>> Start Listed records
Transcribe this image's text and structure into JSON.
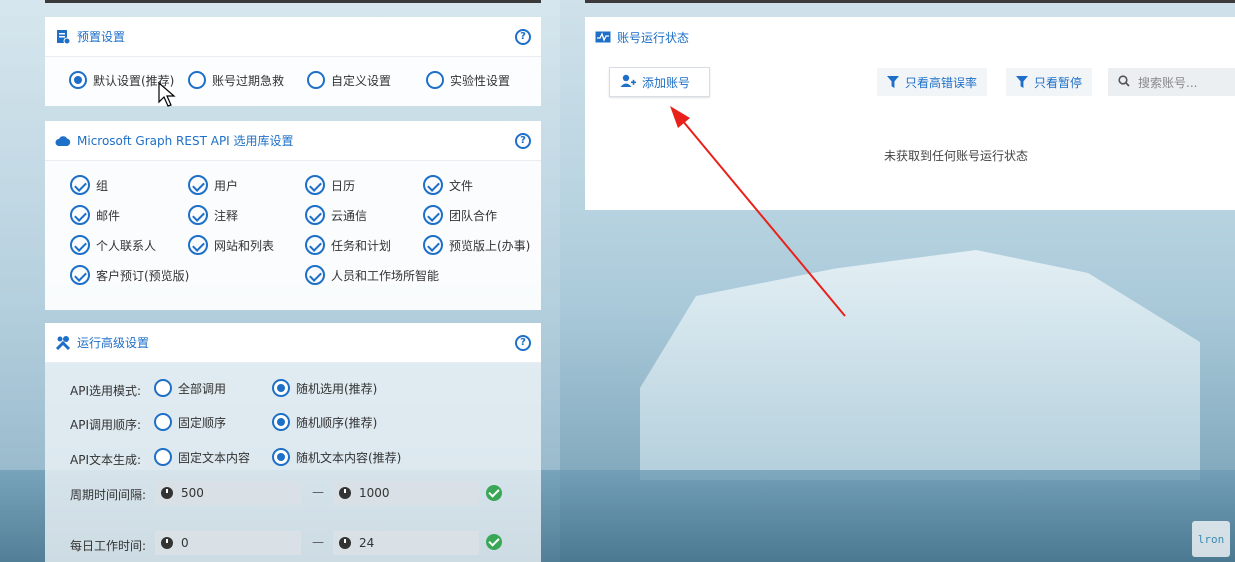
{
  "preset_panel": {
    "title": "预置设置",
    "options": [
      {
        "label": "默认设置(推荐)",
        "selected": true
      },
      {
        "label": "账号过期急救",
        "selected": false
      },
      {
        "label": "自定义设置",
        "selected": false
      },
      {
        "label": "实验性设置",
        "selected": false
      }
    ]
  },
  "graph_panel": {
    "title": "Microsoft Graph REST API 选用库设置",
    "items": [
      "组",
      "用户",
      "日历",
      "文件",
      "邮件",
      "注释",
      "云通信",
      "团队合作",
      "个人联系人",
      "网站和列表",
      "任务和计划",
      "预览版上(办事)",
      "客户预订(预览版)",
      "人员和工作场所智能"
    ]
  },
  "advanced_panel": {
    "title": "运行高级设置",
    "api_mode": {
      "label": "API选用模式:",
      "opt1": "全部调用",
      "opt2": "随机选用(推荐)",
      "selected": 2
    },
    "api_order": {
      "label": "API调用顺序:",
      "opt1": "固定顺序",
      "opt2": "随机顺序(推荐)",
      "selected": 2
    },
    "api_text": {
      "label": "API文本生成:",
      "opt1": "固定文本内容",
      "opt2": "随机文本内容(推荐)",
      "selected": 2
    },
    "interval": {
      "label": "周期时间间隔:",
      "min": "500",
      "max": "1000"
    },
    "work_time": {
      "label": "每日工作时间:",
      "min": "0",
      "max": "24"
    },
    "separator": "—"
  },
  "status_panel": {
    "title": "账号运行状态",
    "add_button": "添加账号",
    "filter_error": "只看高错误率",
    "filter_paused": "只看暂停",
    "search_placeholder": "搜索账号...",
    "empty_message": "未获取到任何账号运行状态"
  },
  "colors": {
    "accent": "#1e6fc8",
    "success": "#3aa757",
    "arrow": "#e8221b"
  },
  "watermark": "lron"
}
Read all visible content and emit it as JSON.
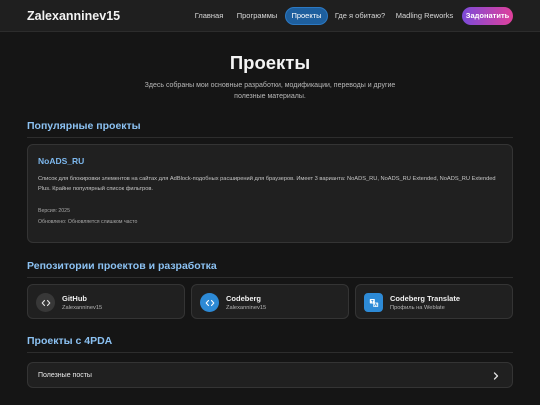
{
  "header": {
    "brand": "Zalexanninev15",
    "nav": [
      {
        "label": "Главная"
      },
      {
        "label": "Программы"
      },
      {
        "label": "Проекты",
        "active": true
      },
      {
        "label": "Где я обитаю?"
      },
      {
        "label": "Madling Reworks"
      }
    ],
    "donate_label": "Задонатить"
  },
  "hero": {
    "title": "Проекты",
    "subtitle": "Здесь собраны мои основные разработки, модификации, переводы и другие полезные материалы."
  },
  "popular": {
    "section_title": "Популярные проекты",
    "project": {
      "title": "NoADS_RU",
      "description": "Список для блокировки элементов на сайтах для AdBlock-подобных расширений для браузеров. Имеет 3 варианта: NoADS_RU, NoADS_RU Extended, NoADS_RU Extended Plus. Крайне популярный список фильтров.",
      "version": "Версия: 2025",
      "updated": "Обновлено: Обновляется слишком часто"
    }
  },
  "repos": {
    "section_title": "Репозитории проектов и разработка",
    "items": [
      {
        "title": "GitHub",
        "subtitle": "Zalexanninev15",
        "icon": "code-icon"
      },
      {
        "title": "Codeberg",
        "subtitle": "Zalexanninev15",
        "icon": "code-icon"
      },
      {
        "title": "Codeberg Translate",
        "subtitle": "Профиль на Weblate",
        "icon": "translate-icon"
      }
    ]
  },
  "fourpda": {
    "section_title": "Проекты с 4PDA",
    "items": [
      {
        "label": "Полезные посты"
      }
    ]
  },
  "colors": {
    "accent": "#8cc2f3",
    "active_nav": "#1e5f9e",
    "donate_gradient_start": "#7b4bd9",
    "donate_gradient_end": "#e0409b",
    "background": "#151515",
    "card": "#202020",
    "github_icon_bg": "#383838",
    "codeberg_icon_bg": "#2d8ad6",
    "translate_icon_bg": "#2d8ad6"
  }
}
>> End Listed records
* [Job]: Working from the material above, transcribe it exactly while omitting pictures.

* [The output]:
Transcribe this image's text and structure into JSON.
{
  "preset_panel": {
    "title": "预置设置",
    "options": [
      {
        "label": "默认设置(推荐)",
        "selected": true
      },
      {
        "label": "账号过期急救",
        "selected": false
      },
      {
        "label": "自定义设置",
        "selected": false
      },
      {
        "label": "实验性设置",
        "selected": false
      }
    ]
  },
  "graph_panel": {
    "title": "Microsoft Graph REST API 选用库设置",
    "items": [
      "组",
      "用户",
      "日历",
      "文件",
      "邮件",
      "注释",
      "云通信",
      "团队合作",
      "个人联系人",
      "网站和列表",
      "任务和计划",
      "预览版上(办事)",
      "客户预订(预览版)",
      "人员和工作场所智能"
    ]
  },
  "advanced_panel": {
    "title": "运行高级设置",
    "api_mode": {
      "label": "API选用模式:",
      "opt1": "全部调用",
      "opt2": "随机选用(推荐)",
      "selected": 2
    },
    "api_order": {
      "label": "API调用顺序:",
      "opt1": "固定顺序",
      "opt2": "随机顺序(推荐)",
      "selected": 2
    },
    "api_text": {
      "label": "API文本生成:",
      "opt1": "固定文本内容",
      "opt2": "随机文本内容(推荐)",
      "selected": 2
    },
    "interval": {
      "label": "周期时间间隔:",
      "min": "500",
      "max": "1000"
    },
    "work_time": {
      "label": "每日工作时间:",
      "min": "0",
      "max": "24"
    },
    "separator": "—"
  },
  "status_panel": {
    "title": "账号运行状态",
    "add_button": "添加账号",
    "filter_error": "只看高错误率",
    "filter_paused": "只看暂停",
    "search_placeholder": "搜索账号...",
    "empty_message": "未获取到任何账号运行状态"
  },
  "colors": {
    "accent": "#1e6fc8",
    "success": "#3aa757",
    "arrow": "#e8221b"
  },
  "watermark": "lron"
}
Read all visible content and emit it as JSON.
{
  "header": {
    "brand": "Zalexanninev15",
    "nav": [
      {
        "label": "Главная"
      },
      {
        "label": "Программы"
      },
      {
        "label": "Проекты",
        "active": true
      },
      {
        "label": "Где я обитаю?"
      },
      {
        "label": "Madling Reworks"
      }
    ],
    "donate_label": "Задонатить"
  },
  "hero": {
    "title": "Проекты",
    "subtitle": "Здесь собраны мои основные разработки, модификации, переводы и другие полезные материалы."
  },
  "popular": {
    "section_title": "Популярные проекты",
    "project": {
      "title": "NoADS_RU",
      "description": "Список для блокировки элементов на сайтах для AdBlock-подобных расширений для браузеров. Имеет 3 варианта: NoADS_RU, NoADS_RU Extended, NoADS_RU Extended Plus. Крайне популярный список фильтров.",
      "version": "Версия: 2025",
      "updated": "Обновлено: Обновляется слишком часто"
    }
  },
  "repos": {
    "section_title": "Репозитории проектов и разработка",
    "items": [
      {
        "title": "GitHub",
        "subtitle": "Zalexanninev15",
        "icon": "code-icon"
      },
      {
        "title": "Codeberg",
        "subtitle": "Zalexanninev15",
        "icon": "code-icon"
      },
      {
        "title": "Codeberg Translate",
        "subtitle": "Профиль на Weblate",
        "icon": "translate-icon"
      }
    ]
  },
  "fourpda": {
    "section_title": "Проекты с 4PDA",
    "items": [
      {
        "label": "Полезные посты"
      }
    ]
  },
  "colors": {
    "accent": "#8cc2f3",
    "active_nav": "#1e5f9e",
    "donate_gradient_start": "#7b4bd9",
    "donate_gradient_end": "#e0409b",
    "background": "#151515",
    "card": "#202020",
    "github_icon_bg": "#383838",
    "codeberg_icon_bg": "#2d8ad6",
    "translate_icon_bg": "#2d8ad6"
  }
}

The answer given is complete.